#### Problem to solve
Reproduce every entry below precisely; do not include the pictures.

#### Material
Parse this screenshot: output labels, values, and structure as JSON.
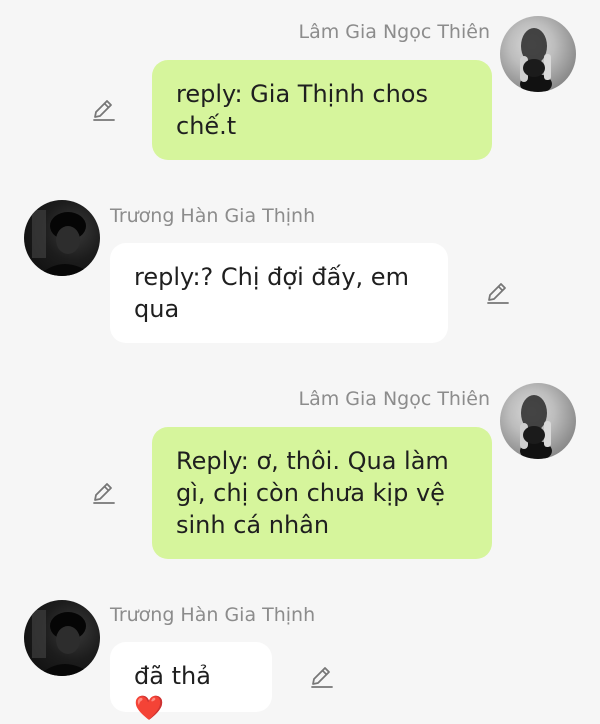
{
  "messages": [
    {
      "direction": "out",
      "sender": "Lâm Gia Ngọc Thiên",
      "text": "reply: Gia Thịnh chos chế.t",
      "avatar_icon": "profile-photo-girl"
    },
    {
      "direction": "in",
      "sender": "Trương Hàn Gia Thịnh",
      "text": "reply:? Chị đợi đấy, em qua",
      "avatar_icon": "profile-photo-boy"
    },
    {
      "direction": "out",
      "sender": "Lâm Gia Ngọc Thiên",
      "text": "Reply: ơ, thôi. Qua làm gì, chị còn chưa kịp vệ sinh cá nhân",
      "avatar_icon": "profile-photo-girl"
    },
    {
      "direction": "in",
      "sender": "Trương Hàn Gia Thịnh",
      "text": "đã thả",
      "emoji": "❤️",
      "avatar_icon": "profile-photo-boy"
    }
  ],
  "colors": {
    "background": "#f6f6f6",
    "outgoing_bubble": "#d6f59c",
    "incoming_bubble": "#ffffff",
    "sender_name": "#8c8c8c",
    "heart": "#d8202a"
  },
  "icons": {
    "edit": "pencil-icon"
  }
}
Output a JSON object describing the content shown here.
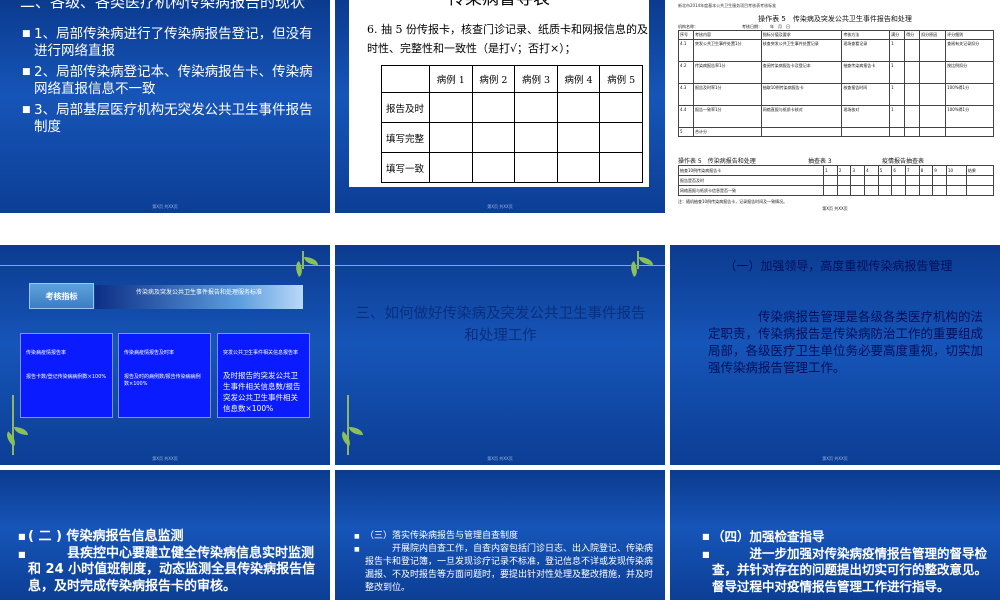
{
  "slide1": {
    "title": "二、各级、各类医疗机构传染病报告的现状",
    "bullets": [
      "1、局部传染病进行了传染病报告登记，但没有进行网络直报",
      "2、局部传染病登记本、传染病报告卡、传染病网络直报信息不一致",
      "3、局部基层医疗机构无突发公共卫生事件报告制度"
    ],
    "footer": "第X页 共XX页"
  },
  "slide2": {
    "title": "传染病督导表",
    "desc": "6. 抽 5 份传报卡，核查门诊记录、纸质卡和网报信息的及时性、完整性和一致性（是打√；否打×）；",
    "columns": [
      "",
      "病例 1",
      "病例 2",
      "病例 3",
      "病例 4",
      "病例 5"
    ],
    "rows": [
      "报告及时",
      "填写完整",
      "填写一致"
    ],
    "footer": "第X页 共XX页"
  },
  "slide3": {
    "header": "新北市2014年度基本公共卫生服务项目考核表考核标准",
    "title": "操作表 5　传染病及突发公共卫生事件报告和处理",
    "sub": "机构名称：　　　　　　　　　　　考核日期：　　年　月　日",
    "rep_header": [
      "序号",
      "考核内容",
      "指标分值及要求",
      "考核方法",
      "满分",
      "得分",
      "扣分原因",
      "评分细则"
    ],
    "rep_rows": [
      [
        "4.1",
        "突发公共卫生事件处置1分",
        "核查突发公共卫生事件处置记录",
        "现场查看记录",
        "1",
        "",
        "",
        "查阅有关记录扣分"
      ],
      [
        "4.2",
        "传染病报告率1分",
        "查阅传染病报告卡及登记本",
        "抽查传染病报告卡",
        "1",
        "",
        "",
        "按比例扣分"
      ],
      [
        "4.3",
        "报告及时率1分",
        "抽取10例传染病报告卡",
        "核查报告时间",
        "1",
        "",
        "",
        "100%得1分"
      ],
      [
        "4.4",
        "报告一致率1分",
        "网络直报与纸质卡核对",
        "现场核对",
        "1",
        "",
        "",
        "100%得1分"
      ],
      [
        "5",
        "合计分",
        "",
        "",
        "",
        "",
        "",
        ""
      ]
    ],
    "t5": "操作表 5　传染病报告和处理",
    "check_title": "抽查表 3",
    "check_title2": "疫情报告抽查表",
    "check_header": [
      "抽查10例传染病报告卡",
      "1",
      "2",
      "3",
      "4",
      "5",
      "6",
      "7",
      "8",
      "9",
      "10",
      "结果"
    ],
    "check_rows": [
      "报告是否及时",
      "网络直报与纸质卡信息是否一致"
    ],
    "note": "注：随机抽查10例传染病报告卡，记录报告时间及一致情况。",
    "page": "第X页 共XX页"
  },
  "slide4": {
    "tag": "考核指标",
    "bar": "传染病及突发公共卫生事件报告和处理服务标准",
    "boxes": [
      {
        "title": "传染病疫情报告率",
        "body": "报告卡数/登记传染病病例数×100%"
      },
      {
        "title": "传染病疫情报告及时率",
        "body": "报告及时的病例数/报告传染病病例数×100%"
      },
      {
        "title": "突发公共卫生事件相关信息报告率",
        "body": "及时报告的突发公共卫生事件相关信息数/报告突发公共卫生事件相关信息数×100%"
      }
    ],
    "footer": "第X页 共XX页"
  },
  "slide5": {
    "title": "三、如何做好传染病及突发公共卫生事件报告和处理工作",
    "footer": "第X页 共XX页"
  },
  "slide6": {
    "heading": "（一）加强领导，高度重视传染病报告管理",
    "body": "传染病报告管理是各级各类医疗机构的法定职责，传染病报告是传染病防治工作的重要组成局部，各级医疗卫生单位务必要高度重视，切实加强传染病报告管理工作。",
    "footer": "第X页 共XX页"
  },
  "slide7": {
    "heading": "( 二 ) 传染病报告信息监测",
    "body": "县疾控中心要建立健全传染病信息实时监测和 24 小时值班制度，动态监测全县传染病报告信息，及时完成传染病报告卡的审核。"
  },
  "slide8": {
    "heading": "（三）落实传染病报告与管理自查制度",
    "body": "开展院内自查工作，自查内容包括门诊日志、出入院登记、传染病报告卡和登记簿，一旦发现诊疗记录不标准，登记信息不详或发现传染病漏报、不及时报告等方面问题时，要提出针对性处理及整改措施，并及时整改到位。"
  },
  "slide9": {
    "heading": "（四）加强检查指导",
    "body": "进一步加强对传染病疫情报告管理的督导检查，并针对存在的问题提出切实可行的整改意见。督导过程中对疫情报告管理工作进行指导。"
  },
  "colors": {
    "slide_bg": "#1655b8",
    "accent_blue_box": "#0a1cff",
    "dark_text": "#0a2e7e",
    "leaf_green": "#8cc05a"
  }
}
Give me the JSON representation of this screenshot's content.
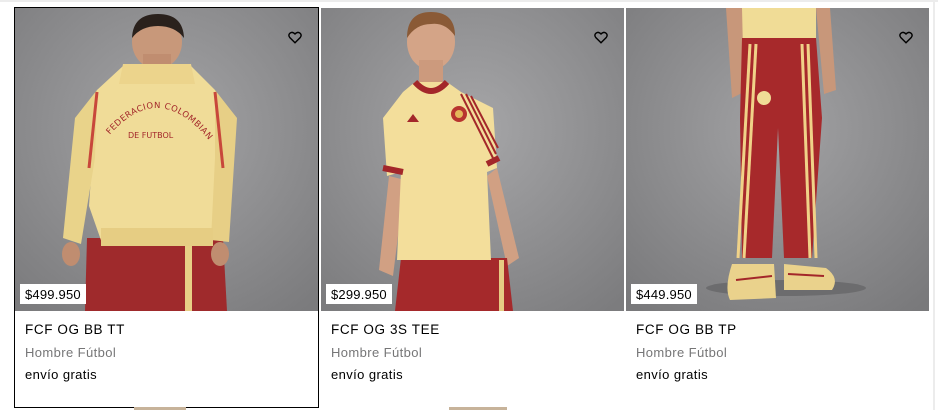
{
  "products": [
    {
      "name": "FCF OG BB TT",
      "category": "Hombre Fútbol",
      "price": "$499.950",
      "shipping": "envío gratis",
      "wishlist_icon": "heart-icon",
      "hovered": true,
      "jacket_text_1": "FEDERACION COLOMBIANA",
      "jacket_text_2": "DE FUTBOL"
    },
    {
      "name": "FCF OG 3S TEE",
      "category": "Hombre Fútbol",
      "price": "$299.950",
      "shipping": "envío gratis",
      "wishlist_icon": "heart-icon",
      "hovered": false
    },
    {
      "name": "FCF OG BB TP",
      "category": "Hombre Fútbol",
      "price": "$449.950",
      "shipping": "envío gratis",
      "wishlist_icon": "heart-icon",
      "hovered": false
    }
  ],
  "colors": {
    "background_gray": "#8d8d8f",
    "cream": "#f2dc92",
    "red": "#a3272a",
    "muted_text": "#767677"
  }
}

#### Task solution
Parse this screenshot: output labels, values, and structure as JSON.
{
  "messages": [
    {
      "direction": "out",
      "sender": "Lâm Gia Ngọc Thiên",
      "text": "reply: Gia Thịnh chos chế.t",
      "avatar_icon": "profile-photo-girl"
    },
    {
      "direction": "in",
      "sender": "Trương Hàn Gia Thịnh",
      "text": "reply:? Chị đợi đấy, em qua",
      "avatar_icon": "profile-photo-boy"
    },
    {
      "direction": "out",
      "sender": "Lâm Gia Ngọc Thiên",
      "text": "Reply: ơ, thôi. Qua làm gì, chị còn chưa kịp vệ sinh cá nhân",
      "avatar_icon": "profile-photo-girl"
    },
    {
      "direction": "in",
      "sender": "Trương Hàn Gia Thịnh",
      "text": "đã thả",
      "emoji": "❤️",
      "avatar_icon": "profile-photo-boy"
    }
  ],
  "colors": {
    "background": "#f6f6f6",
    "outgoing_bubble": "#d6f59c",
    "incoming_bubble": "#ffffff",
    "sender_name": "#8c8c8c",
    "heart": "#d8202a"
  },
  "icons": {
    "edit": "pencil-icon"
  }
}
Output a JSON object describing the content shown here.
{
  "slide1": {
    "title": "二、各级、各类医疗机构传染病报告的现状",
    "bullets": [
      "1、局部传染病进行了传染病报告登记，但没有进行网络直报",
      "2、局部传染病登记本、传染病报告卡、传染病网络直报信息不一致",
      "3、局部基层医疗机构无突发公共卫生事件报告制度"
    ],
    "footer": "第X页 共XX页"
  },
  "slide2": {
    "title": "传染病督导表",
    "desc": "6. 抽 5 份传报卡，核查门诊记录、纸质卡和网报信息的及时性、完整性和一致性（是打√；否打×）；",
    "columns": [
      "",
      "病例 1",
      "病例 2",
      "病例 3",
      "病例 4",
      "病例 5"
    ],
    "rows": [
      "报告及时",
      "填写完整",
      "填写一致"
    ],
    "footer": "第X页 共XX页"
  },
  "slide3": {
    "header": "新北市2014年度基本公共卫生服务项目考核表考核标准",
    "title": "操作表 5　传染病及突发公共卫生事件报告和处理",
    "sub": "机构名称：　　　　　　　　　　　考核日期：　　年　月　日",
    "rep_header": [
      "序号",
      "考核内容",
      "指标分值及要求",
      "考核方法",
      "满分",
      "得分",
      "扣分原因",
      "评分细则"
    ],
    "rep_rows": [
      [
        "4.1",
        "突发公共卫生事件处置1分",
        "核查突发公共卫生事件处置记录",
        "现场查看记录",
        "1",
        "",
        "",
        "查阅有关记录扣分"
      ],
      [
        "4.2",
        "传染病报告率1分",
        "查阅传染病报告卡及登记本",
        "抽查传染病报告卡",
        "1",
        "",
        "",
        "按比例扣分"
      ],
      [
        "4.3",
        "报告及时率1分",
        "抽取10例传染病报告卡",
        "核查报告时间",
        "1",
        "",
        "",
        "100%得1分"
      ],
      [
        "4.4",
        "报告一致率1分",
        "网络直报与纸质卡核对",
        "现场核对",
        "1",
        "",
        "",
        "100%得1分"
      ],
      [
        "5",
        "合计分",
        "",
        "",
        "",
        "",
        "",
        ""
      ]
    ],
    "t5": "操作表 5　传染病报告和处理",
    "check_title": "抽查表 3",
    "check_title2": "疫情报告抽查表",
    "check_header": [
      "抽查10例传染病报告卡",
      "1",
      "2",
      "3",
      "4",
      "5",
      "6",
      "7",
      "8",
      "9",
      "10",
      "结果"
    ],
    "check_rows": [
      "报告是否及时",
      "网络直报与纸质卡信息是否一致"
    ],
    "note": "注：随机抽查10例传染病报告卡，记录报告时间及一致情况。",
    "page": "第X页 共XX页"
  },
  "slide4": {
    "tag": "考核指标",
    "bar": "传染病及突发公共卫生事件报告和处理服务标准",
    "boxes": [
      {
        "title": "传染病疫情报告率",
        "body": "报告卡数/登记传染病病例数×100%"
      },
      {
        "title": "传染病疫情报告及时率",
        "body": "报告及时的病例数/报告传染病病例数×100%"
      },
      {
        "title": "突发公共卫生事件相关信息报告率",
        "body": "及时报告的突发公共卫生事件相关信息数/报告突发公共卫生事件相关信息数×100%"
      }
    ],
    "footer": "第X页 共XX页"
  },
  "slide5": {
    "title": "三、如何做好传染病及突发公共卫生事件报告和处理工作",
    "footer": "第X页 共XX页"
  },
  "slide6": {
    "heading": "（一）加强领导，高度重视传染病报告管理",
    "body": "传染病报告管理是各级各类医疗机构的法定职责，传染病报告是传染病防治工作的重要组成局部，各级医疗卫生单位务必要高度重视，切实加强传染病报告管理工作。",
    "footer": "第X页 共XX页"
  },
  "slide7": {
    "heading": "( 二 ) 传染病报告信息监测",
    "body": "县疾控中心要建立健全传染病信息实时监测和 24 小时值班制度，动态监测全县传染病报告信息，及时完成传染病报告卡的审核。"
  },
  "slide8": {
    "heading": "（三）落实传染病报告与管理自查制度",
    "body": "开展院内自查工作，自查内容包括门诊日志、出入院登记、传染病报告卡和登记簿，一旦发现诊疗记录不标准，登记信息不详或发现传染病漏报、不及时报告等方面问题时，要提出针对性处理及整改措施，并及时整改到位。"
  },
  "slide9": {
    "heading": "（四）加强检查指导",
    "body": "进一步加强对传染病疫情报告管理的督导检查，并针对存在的问题提出切实可行的整改意见。督导过程中对疫情报告管理工作进行指导。"
  },
  "colors": {
    "slide_bg": "#1655b8",
    "accent_blue_box": "#0a1cff",
    "dark_text": "#0a2e7e",
    "leaf_green": "#8cc05a"
  }
}
Give me the JSON representation of this screenshot's content.
{
  "products": [
    {
      "name": "FCF OG BB TT",
      "category": "Hombre Fútbol",
      "price": "$499.950",
      "shipping": "envío gratis",
      "wishlist_icon": "heart-icon",
      "hovered": true,
      "jacket_text_1": "FEDERACION COLOMBIANA",
      "jacket_text_2": "DE FUTBOL"
    },
    {
      "name": "FCF OG 3S TEE",
      "category": "Hombre Fútbol",
      "price": "$299.950",
      "shipping": "envío gratis",
      "wishlist_icon": "heart-icon",
      "hovered": false
    },
    {
      "name": "FCF OG BB TP",
      "category": "Hombre Fútbol",
      "price": "$449.950",
      "shipping": "envío gratis",
      "wishlist_icon": "heart-icon",
      "hovered": false
    }
  ],
  "colors": {
    "background_gray": "#8d8d8f",
    "cream": "#f2dc92",
    "red": "#a3272a",
    "muted_text": "#767677"
  }
}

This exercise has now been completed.